● **Task statement**
Return a copy of each line that holds the string "monde".
---------- Data shown ----------
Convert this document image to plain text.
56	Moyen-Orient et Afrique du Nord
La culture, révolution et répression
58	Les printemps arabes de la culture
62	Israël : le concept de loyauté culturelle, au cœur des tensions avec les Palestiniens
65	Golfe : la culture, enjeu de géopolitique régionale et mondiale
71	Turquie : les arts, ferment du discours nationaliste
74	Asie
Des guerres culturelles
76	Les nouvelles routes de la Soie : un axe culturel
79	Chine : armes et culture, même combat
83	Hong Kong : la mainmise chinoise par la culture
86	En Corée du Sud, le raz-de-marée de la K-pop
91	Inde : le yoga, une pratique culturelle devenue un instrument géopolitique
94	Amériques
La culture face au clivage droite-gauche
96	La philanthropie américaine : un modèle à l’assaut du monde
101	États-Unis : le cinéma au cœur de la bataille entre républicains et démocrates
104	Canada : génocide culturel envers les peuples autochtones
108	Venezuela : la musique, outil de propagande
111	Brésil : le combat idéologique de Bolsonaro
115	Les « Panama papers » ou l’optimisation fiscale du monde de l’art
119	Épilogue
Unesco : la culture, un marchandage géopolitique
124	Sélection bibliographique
----------
● **Full output**
96	La philanthropie américaine : un modèle à l’assaut du monde
115	Les « Panama papers » ou l’optimisation fiscale du monde de l’art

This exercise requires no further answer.